# TASK DETAILS
Extract the lines that hold the string "JSON".

# SUPPLIED INFORMATION
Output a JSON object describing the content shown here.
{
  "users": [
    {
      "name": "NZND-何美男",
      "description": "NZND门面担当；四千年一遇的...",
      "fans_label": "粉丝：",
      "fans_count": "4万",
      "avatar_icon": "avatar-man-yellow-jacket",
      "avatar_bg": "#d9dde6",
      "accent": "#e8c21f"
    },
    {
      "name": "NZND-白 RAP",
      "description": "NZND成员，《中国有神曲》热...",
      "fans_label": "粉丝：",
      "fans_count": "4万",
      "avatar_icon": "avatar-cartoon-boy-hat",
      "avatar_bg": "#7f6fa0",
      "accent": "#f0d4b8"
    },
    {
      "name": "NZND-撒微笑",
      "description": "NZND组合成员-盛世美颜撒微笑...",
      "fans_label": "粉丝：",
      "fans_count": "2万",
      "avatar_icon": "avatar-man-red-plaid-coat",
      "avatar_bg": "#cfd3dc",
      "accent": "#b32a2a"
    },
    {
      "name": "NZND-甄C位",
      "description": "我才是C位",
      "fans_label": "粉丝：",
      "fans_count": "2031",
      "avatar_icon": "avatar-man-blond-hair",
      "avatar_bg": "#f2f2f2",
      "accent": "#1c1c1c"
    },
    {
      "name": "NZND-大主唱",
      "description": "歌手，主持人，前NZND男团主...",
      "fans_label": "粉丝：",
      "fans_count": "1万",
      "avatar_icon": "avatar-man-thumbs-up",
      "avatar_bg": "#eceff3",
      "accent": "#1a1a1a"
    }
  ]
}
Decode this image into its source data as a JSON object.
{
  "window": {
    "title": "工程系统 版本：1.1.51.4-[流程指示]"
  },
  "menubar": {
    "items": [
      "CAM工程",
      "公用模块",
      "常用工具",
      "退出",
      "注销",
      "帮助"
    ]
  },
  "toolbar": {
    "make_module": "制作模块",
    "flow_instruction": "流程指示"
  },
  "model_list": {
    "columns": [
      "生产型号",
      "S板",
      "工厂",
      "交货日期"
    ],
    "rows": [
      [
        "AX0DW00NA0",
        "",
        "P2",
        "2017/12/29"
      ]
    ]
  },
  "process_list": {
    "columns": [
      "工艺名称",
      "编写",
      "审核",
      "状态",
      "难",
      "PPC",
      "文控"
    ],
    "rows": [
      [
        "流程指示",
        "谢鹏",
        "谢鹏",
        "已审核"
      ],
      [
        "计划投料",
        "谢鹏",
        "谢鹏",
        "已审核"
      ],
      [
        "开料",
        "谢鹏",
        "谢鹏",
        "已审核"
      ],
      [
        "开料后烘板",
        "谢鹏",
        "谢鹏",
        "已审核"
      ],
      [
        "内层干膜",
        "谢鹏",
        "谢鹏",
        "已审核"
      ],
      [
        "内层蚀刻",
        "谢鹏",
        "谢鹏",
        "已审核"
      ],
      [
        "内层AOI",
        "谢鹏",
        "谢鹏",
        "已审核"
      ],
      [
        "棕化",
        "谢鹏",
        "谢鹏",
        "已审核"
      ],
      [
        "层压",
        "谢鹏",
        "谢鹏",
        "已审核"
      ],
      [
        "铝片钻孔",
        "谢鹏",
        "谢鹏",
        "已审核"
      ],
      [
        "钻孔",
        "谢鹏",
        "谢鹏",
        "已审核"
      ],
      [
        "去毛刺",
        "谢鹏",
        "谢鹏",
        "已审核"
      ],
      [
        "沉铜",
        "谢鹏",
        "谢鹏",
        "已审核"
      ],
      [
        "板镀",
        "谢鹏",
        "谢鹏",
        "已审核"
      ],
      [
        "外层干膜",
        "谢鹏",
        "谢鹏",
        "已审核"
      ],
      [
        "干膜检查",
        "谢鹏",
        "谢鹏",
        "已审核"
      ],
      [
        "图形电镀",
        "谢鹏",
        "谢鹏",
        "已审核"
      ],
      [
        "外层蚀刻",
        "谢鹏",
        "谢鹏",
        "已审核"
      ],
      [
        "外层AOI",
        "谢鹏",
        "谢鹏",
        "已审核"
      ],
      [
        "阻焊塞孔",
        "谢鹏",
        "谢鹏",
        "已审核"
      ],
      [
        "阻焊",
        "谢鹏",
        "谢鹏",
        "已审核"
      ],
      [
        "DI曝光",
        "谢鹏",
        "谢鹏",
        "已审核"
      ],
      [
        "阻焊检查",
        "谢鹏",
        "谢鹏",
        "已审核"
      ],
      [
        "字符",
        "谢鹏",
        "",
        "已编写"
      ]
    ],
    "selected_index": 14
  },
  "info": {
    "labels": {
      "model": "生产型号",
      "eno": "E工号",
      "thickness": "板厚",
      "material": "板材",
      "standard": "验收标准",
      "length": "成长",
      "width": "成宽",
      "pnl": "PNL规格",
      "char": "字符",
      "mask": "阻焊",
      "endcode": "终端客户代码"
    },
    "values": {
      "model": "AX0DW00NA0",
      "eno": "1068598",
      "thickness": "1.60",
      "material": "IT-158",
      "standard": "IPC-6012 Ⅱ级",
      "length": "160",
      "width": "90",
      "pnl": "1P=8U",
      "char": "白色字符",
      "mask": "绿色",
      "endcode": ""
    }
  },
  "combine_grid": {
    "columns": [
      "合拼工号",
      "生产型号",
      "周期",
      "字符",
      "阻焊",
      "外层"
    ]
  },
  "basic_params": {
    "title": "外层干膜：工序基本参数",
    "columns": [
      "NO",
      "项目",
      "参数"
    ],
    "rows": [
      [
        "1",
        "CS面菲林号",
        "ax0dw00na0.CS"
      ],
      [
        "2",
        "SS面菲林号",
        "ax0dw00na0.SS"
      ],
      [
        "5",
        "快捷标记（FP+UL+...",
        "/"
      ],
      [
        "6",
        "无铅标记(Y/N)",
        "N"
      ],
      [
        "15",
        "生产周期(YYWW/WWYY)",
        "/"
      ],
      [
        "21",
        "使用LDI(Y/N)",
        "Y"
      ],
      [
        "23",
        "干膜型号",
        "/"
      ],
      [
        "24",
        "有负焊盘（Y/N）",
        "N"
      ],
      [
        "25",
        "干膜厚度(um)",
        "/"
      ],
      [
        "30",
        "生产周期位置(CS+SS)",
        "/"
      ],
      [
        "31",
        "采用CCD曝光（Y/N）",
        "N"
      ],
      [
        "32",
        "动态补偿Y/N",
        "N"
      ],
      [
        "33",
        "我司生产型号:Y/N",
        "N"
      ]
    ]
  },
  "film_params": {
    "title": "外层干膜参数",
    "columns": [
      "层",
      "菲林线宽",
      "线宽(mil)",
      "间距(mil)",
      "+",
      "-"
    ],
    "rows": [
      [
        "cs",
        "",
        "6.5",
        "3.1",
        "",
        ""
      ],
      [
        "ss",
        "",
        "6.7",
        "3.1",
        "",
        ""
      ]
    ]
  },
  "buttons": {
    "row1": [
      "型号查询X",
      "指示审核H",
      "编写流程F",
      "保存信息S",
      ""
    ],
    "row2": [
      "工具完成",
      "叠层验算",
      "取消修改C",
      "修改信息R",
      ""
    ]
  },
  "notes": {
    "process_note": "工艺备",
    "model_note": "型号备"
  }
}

# THE OUTPUT
Output a JSON object describing the content shown here.
Decode this image into its source data as a JSON object.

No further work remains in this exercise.